### [TASK INSTRUCTIONS]
Count every line of these entries that holds the word "release", and reply with the number only.

Structured figure records
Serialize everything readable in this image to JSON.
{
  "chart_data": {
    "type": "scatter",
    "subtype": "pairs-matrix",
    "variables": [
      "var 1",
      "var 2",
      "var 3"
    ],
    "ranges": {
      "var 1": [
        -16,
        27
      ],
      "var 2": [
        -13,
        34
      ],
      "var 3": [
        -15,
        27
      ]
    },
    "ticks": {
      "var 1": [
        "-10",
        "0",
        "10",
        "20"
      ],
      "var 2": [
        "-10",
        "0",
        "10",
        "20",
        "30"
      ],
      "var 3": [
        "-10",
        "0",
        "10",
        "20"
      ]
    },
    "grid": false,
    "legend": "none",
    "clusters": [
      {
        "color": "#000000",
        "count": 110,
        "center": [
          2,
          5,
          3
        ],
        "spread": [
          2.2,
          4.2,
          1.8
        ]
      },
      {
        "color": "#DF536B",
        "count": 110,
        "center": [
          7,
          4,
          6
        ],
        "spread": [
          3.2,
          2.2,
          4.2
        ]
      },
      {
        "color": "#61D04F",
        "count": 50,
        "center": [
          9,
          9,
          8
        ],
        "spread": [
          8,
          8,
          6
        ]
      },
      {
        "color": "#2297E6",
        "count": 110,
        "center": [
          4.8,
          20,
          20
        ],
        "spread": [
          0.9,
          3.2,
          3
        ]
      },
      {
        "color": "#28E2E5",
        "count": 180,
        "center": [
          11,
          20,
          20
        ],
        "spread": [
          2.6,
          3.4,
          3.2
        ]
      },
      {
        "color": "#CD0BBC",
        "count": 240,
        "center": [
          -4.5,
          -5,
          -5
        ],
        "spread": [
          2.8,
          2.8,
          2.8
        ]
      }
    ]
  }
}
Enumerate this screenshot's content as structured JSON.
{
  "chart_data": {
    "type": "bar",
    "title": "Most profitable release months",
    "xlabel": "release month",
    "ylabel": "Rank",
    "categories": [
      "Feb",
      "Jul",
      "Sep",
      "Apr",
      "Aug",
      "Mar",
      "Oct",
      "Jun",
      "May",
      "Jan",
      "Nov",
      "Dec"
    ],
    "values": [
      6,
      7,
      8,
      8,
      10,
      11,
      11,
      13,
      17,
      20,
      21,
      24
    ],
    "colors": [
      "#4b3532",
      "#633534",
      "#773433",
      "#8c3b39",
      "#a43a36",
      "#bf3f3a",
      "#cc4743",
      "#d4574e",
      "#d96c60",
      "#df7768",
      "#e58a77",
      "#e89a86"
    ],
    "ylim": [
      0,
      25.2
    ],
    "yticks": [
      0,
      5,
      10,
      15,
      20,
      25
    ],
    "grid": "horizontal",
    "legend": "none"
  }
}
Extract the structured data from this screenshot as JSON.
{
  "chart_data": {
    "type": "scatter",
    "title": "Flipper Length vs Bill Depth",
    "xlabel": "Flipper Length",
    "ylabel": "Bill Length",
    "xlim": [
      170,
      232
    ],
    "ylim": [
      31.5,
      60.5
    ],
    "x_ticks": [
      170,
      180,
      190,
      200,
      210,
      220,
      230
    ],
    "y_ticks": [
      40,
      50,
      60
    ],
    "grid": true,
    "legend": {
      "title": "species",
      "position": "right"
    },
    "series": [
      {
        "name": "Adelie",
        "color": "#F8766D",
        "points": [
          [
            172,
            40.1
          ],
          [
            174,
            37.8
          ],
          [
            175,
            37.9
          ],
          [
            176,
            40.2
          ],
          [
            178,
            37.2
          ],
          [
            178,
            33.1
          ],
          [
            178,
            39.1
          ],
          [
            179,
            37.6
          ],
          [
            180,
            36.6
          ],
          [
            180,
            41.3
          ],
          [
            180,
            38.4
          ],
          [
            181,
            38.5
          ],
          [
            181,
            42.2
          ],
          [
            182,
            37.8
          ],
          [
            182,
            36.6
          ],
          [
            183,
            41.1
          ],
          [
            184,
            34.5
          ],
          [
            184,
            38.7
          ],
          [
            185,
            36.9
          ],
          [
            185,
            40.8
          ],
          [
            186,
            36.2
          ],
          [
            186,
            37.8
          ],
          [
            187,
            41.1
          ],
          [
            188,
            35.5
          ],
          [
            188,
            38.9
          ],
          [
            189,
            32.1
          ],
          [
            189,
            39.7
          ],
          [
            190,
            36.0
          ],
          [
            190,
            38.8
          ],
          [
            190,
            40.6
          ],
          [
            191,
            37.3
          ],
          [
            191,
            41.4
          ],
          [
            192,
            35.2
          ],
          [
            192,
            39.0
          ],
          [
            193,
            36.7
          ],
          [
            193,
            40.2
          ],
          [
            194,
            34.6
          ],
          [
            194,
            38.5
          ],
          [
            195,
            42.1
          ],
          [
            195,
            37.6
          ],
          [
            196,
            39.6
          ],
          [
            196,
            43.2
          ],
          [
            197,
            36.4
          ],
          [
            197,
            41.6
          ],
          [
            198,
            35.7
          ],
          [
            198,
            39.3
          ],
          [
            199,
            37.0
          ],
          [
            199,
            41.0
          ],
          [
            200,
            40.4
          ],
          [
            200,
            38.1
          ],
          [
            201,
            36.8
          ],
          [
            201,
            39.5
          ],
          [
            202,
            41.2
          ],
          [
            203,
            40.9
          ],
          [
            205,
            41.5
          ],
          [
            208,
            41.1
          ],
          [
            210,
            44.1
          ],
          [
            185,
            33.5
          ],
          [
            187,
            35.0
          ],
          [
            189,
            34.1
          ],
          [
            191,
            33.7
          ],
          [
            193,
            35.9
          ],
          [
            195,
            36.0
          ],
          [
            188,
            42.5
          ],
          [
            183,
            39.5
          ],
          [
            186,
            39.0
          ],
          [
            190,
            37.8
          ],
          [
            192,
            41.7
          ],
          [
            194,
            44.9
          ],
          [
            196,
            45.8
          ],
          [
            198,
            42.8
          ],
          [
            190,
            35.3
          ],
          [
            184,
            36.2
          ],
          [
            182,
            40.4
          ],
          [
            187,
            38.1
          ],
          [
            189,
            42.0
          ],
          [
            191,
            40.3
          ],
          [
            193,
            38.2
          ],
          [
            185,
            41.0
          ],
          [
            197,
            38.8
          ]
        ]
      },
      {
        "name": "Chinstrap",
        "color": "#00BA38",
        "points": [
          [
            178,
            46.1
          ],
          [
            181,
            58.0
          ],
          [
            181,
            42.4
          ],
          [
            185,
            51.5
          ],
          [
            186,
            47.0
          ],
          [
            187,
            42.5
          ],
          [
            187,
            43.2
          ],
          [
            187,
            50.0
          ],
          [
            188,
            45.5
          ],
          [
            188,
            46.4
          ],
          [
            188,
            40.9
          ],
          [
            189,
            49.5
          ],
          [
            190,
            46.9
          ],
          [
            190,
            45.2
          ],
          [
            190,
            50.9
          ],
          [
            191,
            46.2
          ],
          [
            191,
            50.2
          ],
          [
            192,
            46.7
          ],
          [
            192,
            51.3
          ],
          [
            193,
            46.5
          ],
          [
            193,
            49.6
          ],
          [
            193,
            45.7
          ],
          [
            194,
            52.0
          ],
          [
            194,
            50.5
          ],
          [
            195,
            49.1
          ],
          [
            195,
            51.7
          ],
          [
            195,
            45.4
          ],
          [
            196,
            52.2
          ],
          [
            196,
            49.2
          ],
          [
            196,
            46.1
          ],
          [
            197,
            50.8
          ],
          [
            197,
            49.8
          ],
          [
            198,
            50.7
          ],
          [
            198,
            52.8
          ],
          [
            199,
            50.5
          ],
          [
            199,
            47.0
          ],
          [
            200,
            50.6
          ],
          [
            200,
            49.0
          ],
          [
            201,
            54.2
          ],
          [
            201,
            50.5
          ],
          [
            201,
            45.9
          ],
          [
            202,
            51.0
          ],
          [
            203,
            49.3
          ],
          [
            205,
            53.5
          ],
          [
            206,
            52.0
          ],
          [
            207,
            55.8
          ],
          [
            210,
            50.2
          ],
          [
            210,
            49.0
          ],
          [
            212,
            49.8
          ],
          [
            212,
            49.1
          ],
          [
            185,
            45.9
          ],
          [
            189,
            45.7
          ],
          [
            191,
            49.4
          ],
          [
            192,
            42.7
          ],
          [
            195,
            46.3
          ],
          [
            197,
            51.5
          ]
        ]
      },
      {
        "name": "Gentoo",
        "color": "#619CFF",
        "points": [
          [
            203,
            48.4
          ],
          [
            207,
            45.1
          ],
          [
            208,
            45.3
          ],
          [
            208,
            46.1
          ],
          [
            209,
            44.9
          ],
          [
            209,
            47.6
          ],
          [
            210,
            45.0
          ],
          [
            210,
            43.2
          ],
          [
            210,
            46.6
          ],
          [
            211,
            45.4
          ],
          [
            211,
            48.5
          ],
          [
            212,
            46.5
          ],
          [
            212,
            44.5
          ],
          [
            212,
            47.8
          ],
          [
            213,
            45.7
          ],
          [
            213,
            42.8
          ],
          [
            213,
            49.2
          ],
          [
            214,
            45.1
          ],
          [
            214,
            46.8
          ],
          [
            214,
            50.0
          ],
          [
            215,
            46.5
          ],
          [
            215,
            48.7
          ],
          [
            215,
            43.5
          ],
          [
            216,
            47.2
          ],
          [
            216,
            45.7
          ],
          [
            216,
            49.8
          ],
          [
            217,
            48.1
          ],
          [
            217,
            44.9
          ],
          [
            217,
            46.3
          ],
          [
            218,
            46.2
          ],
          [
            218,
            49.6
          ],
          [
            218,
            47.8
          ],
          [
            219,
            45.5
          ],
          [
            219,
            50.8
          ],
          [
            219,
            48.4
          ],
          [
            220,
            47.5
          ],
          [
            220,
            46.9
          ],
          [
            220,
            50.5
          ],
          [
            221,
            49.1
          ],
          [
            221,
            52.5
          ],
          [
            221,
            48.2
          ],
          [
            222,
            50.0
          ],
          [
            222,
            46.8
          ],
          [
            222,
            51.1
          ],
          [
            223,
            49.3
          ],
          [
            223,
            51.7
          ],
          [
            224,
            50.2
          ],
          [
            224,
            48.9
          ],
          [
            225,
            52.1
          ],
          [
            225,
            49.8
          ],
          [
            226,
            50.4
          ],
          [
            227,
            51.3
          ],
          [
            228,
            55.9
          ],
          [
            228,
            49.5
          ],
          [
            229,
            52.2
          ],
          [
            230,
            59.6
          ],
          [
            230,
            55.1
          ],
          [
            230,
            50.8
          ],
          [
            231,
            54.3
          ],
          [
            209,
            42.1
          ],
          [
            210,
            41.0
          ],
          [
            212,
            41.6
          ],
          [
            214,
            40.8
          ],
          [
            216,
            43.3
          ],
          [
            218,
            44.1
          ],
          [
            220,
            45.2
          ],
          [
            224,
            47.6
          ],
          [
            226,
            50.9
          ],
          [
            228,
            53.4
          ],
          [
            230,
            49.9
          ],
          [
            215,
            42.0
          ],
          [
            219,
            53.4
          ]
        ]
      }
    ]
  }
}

### [RESULT OF THE EXERCISE]
2